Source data
-- begin --
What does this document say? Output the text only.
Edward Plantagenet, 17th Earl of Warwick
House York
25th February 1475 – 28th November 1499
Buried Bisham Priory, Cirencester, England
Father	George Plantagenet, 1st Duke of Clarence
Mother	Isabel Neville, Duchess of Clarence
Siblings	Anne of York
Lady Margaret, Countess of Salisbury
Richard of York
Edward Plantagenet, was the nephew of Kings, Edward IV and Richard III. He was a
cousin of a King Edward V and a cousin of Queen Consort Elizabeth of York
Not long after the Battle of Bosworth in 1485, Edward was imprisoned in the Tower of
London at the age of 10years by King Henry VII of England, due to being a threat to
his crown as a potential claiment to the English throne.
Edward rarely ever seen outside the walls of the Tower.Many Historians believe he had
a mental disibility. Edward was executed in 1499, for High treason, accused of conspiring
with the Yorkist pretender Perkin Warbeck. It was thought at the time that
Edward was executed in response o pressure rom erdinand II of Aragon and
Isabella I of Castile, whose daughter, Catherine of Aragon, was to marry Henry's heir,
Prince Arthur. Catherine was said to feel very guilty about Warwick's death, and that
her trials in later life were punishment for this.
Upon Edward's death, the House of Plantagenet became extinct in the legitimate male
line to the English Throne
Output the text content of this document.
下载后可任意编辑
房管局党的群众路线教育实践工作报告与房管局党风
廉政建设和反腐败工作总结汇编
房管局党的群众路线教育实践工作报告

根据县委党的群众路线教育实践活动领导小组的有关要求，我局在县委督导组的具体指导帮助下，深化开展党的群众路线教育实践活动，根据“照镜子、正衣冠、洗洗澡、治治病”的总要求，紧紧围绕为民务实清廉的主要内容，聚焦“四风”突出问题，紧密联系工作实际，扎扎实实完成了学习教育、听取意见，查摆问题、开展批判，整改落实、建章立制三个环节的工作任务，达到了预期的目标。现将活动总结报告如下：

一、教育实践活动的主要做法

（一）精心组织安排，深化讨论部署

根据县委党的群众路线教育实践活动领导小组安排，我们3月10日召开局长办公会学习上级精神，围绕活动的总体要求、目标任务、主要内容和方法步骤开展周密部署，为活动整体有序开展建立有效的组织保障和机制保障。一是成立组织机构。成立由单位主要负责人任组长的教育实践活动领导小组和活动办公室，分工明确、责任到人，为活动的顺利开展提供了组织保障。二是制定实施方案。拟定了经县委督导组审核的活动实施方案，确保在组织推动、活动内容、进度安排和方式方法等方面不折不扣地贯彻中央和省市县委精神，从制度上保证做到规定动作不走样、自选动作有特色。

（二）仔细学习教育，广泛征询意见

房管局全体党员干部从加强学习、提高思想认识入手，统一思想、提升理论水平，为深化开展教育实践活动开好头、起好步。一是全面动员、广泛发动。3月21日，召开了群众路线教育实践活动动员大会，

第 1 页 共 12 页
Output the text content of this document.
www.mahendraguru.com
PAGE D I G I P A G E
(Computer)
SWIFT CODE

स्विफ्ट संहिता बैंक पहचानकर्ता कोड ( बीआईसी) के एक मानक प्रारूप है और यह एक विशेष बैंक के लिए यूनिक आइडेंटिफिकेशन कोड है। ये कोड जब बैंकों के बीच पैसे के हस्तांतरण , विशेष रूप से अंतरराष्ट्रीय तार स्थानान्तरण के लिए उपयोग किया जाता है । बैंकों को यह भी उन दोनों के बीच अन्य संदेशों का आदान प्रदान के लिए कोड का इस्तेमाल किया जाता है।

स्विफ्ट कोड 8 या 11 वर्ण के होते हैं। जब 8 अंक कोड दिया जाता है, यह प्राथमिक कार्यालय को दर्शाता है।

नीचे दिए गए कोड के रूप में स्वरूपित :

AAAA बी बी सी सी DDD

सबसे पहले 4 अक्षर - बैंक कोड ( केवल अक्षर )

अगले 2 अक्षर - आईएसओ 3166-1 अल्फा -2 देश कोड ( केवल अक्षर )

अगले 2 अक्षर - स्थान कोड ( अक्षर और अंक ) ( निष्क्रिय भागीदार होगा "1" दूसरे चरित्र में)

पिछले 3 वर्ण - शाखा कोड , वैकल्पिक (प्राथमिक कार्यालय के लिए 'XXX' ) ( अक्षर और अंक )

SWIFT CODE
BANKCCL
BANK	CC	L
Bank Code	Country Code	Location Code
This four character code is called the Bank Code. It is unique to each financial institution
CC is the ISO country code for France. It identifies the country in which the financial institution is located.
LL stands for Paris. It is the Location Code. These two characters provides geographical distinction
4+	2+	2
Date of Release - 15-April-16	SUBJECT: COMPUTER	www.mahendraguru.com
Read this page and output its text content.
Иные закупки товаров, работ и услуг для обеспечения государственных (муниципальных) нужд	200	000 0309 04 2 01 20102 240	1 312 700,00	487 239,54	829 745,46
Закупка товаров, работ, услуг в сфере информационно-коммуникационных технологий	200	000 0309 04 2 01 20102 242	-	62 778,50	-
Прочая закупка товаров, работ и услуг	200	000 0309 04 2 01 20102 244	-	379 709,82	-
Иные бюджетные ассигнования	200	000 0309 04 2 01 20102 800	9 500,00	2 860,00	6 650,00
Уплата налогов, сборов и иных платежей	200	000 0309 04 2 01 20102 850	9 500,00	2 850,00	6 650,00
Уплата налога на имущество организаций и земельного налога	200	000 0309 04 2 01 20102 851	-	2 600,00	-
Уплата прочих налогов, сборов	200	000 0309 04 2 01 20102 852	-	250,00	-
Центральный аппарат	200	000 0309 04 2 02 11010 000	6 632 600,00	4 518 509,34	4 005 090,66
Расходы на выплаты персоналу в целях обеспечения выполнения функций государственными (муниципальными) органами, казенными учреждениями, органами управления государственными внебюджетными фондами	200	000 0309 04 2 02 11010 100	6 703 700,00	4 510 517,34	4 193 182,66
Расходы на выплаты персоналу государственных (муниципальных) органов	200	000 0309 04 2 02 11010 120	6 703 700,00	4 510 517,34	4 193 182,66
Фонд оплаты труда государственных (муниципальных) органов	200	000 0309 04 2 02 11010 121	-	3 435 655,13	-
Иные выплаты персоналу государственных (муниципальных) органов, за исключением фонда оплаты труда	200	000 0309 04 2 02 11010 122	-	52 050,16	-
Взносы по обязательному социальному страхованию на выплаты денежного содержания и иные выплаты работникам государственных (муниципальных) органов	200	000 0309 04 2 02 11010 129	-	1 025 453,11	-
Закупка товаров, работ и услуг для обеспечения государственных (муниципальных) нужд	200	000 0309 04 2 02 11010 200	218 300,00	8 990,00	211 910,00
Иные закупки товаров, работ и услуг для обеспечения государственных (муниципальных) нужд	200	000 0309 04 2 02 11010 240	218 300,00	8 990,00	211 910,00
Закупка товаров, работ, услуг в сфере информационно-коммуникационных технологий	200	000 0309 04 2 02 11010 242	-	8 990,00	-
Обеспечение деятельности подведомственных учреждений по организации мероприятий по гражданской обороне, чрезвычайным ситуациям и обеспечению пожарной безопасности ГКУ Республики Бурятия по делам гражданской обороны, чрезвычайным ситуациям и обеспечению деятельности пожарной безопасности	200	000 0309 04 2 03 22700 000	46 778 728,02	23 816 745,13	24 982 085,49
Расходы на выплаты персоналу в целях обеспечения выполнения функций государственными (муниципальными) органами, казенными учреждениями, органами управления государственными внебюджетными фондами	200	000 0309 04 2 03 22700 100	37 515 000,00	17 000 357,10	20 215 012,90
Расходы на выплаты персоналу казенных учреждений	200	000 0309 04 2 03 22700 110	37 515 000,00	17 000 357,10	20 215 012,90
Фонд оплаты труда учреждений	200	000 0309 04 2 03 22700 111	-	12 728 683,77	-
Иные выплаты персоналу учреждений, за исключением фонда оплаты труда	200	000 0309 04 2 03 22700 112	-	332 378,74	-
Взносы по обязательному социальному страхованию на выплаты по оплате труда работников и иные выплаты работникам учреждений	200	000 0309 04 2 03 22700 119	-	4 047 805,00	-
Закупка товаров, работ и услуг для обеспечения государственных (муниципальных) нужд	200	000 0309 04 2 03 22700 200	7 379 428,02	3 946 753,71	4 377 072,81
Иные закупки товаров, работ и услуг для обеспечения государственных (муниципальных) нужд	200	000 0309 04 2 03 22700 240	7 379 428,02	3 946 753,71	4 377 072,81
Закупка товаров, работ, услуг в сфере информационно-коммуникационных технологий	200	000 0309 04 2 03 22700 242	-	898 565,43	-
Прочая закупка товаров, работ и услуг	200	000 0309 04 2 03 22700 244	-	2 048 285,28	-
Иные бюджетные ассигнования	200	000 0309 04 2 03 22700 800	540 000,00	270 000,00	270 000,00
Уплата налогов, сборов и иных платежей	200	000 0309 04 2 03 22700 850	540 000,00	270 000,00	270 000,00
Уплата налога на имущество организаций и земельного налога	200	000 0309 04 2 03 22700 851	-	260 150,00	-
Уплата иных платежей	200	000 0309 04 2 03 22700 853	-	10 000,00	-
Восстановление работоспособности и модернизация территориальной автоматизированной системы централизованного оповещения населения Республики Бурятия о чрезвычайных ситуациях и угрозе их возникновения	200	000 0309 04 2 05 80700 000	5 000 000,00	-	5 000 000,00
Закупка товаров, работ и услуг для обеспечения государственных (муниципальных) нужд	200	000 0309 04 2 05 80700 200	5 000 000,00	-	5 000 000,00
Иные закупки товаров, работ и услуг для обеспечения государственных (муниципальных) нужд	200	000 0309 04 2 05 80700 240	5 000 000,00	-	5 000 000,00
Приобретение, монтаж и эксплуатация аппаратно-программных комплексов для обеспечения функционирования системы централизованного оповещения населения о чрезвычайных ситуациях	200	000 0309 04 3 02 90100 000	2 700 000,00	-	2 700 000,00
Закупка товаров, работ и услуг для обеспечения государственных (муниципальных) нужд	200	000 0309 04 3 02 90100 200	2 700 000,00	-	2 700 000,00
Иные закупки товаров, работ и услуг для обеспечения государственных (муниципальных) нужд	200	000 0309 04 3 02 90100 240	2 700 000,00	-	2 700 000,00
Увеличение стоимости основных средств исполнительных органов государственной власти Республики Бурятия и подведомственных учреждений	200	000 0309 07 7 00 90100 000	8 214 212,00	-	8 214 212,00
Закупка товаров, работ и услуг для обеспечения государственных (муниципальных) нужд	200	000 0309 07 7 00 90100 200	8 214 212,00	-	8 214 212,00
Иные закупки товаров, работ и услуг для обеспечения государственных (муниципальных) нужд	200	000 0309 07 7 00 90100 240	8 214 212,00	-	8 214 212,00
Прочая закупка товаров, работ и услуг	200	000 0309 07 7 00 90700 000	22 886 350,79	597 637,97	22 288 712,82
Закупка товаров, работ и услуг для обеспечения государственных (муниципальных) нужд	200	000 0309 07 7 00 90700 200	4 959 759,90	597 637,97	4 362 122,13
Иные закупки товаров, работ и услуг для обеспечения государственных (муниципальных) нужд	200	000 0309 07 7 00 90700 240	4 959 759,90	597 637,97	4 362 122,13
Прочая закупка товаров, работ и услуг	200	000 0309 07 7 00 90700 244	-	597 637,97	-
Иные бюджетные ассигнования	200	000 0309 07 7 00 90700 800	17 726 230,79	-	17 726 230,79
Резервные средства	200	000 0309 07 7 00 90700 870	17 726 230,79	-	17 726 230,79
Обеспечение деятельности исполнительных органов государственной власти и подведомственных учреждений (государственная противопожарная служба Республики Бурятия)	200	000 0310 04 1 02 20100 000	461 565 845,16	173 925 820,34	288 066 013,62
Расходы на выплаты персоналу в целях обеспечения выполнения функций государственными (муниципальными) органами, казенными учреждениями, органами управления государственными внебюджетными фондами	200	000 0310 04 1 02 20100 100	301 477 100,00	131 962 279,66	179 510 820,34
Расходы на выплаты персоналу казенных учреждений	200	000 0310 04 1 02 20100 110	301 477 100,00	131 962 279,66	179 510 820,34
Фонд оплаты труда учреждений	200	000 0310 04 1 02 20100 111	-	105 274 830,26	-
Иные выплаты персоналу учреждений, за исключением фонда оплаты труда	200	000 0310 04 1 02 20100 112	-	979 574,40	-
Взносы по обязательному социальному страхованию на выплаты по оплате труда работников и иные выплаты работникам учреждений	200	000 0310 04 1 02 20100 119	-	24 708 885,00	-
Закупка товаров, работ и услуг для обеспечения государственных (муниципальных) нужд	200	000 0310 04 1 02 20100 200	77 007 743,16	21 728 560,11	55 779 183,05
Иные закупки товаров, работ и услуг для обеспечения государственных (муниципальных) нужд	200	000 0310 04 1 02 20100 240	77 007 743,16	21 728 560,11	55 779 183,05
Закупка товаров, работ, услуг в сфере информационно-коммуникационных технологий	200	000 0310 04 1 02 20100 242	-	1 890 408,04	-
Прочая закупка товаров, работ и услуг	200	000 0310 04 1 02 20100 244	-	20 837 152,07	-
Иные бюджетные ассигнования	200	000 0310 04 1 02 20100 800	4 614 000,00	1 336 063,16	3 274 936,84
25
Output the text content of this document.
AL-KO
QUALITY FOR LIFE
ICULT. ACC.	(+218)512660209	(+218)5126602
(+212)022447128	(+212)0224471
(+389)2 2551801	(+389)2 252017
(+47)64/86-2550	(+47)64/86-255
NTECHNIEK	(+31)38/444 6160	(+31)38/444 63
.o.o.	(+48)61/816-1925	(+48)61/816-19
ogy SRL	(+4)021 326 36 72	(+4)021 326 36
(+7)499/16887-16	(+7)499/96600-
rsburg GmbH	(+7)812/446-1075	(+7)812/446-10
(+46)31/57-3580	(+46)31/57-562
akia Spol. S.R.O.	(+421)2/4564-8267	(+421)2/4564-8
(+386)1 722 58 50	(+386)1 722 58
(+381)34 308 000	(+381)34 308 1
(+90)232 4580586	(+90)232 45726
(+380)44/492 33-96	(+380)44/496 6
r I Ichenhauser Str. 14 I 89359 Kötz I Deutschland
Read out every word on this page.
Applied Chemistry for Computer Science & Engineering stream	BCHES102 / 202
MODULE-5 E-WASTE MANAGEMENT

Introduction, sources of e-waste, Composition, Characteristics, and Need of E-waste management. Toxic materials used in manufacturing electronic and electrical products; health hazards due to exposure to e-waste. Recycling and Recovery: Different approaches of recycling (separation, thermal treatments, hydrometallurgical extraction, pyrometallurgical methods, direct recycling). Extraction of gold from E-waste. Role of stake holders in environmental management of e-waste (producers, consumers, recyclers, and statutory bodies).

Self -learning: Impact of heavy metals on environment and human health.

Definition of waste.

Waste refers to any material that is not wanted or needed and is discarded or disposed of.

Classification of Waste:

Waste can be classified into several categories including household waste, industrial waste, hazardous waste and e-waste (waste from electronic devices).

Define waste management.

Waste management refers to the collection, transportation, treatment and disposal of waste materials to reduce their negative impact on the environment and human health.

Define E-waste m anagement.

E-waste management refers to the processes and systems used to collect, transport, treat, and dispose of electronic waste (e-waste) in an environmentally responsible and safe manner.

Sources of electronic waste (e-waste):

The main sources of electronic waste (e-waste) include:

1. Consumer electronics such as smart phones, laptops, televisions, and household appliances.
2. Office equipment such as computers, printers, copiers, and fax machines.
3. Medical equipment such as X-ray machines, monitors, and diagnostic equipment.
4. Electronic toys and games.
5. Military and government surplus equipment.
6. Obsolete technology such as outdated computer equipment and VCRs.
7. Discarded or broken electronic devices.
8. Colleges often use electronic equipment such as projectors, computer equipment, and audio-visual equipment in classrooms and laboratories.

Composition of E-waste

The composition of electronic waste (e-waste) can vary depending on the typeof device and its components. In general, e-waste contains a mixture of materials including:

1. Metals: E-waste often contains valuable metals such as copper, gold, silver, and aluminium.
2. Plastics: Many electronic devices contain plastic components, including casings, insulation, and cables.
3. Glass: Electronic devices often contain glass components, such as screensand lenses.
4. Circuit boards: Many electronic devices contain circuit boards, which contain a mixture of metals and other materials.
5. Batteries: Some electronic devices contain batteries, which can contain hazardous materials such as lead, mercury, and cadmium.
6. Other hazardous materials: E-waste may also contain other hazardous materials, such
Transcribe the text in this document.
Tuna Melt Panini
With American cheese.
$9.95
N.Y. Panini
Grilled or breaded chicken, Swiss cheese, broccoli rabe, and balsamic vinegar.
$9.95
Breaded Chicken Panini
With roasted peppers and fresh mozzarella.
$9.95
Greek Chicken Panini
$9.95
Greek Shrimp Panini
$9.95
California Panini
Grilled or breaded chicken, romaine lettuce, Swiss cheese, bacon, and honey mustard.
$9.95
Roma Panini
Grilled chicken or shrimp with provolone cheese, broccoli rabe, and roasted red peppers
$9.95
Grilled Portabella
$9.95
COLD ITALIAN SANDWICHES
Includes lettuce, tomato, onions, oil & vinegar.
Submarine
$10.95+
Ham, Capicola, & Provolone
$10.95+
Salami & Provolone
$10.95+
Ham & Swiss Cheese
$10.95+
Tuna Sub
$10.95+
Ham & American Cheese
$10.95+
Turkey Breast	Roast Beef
-- end --
WHAT NEEDS TO BE DONE:
Among the lines of the data above, count those holding "which" and state only the number.

EXPECTED OUTPUT:
3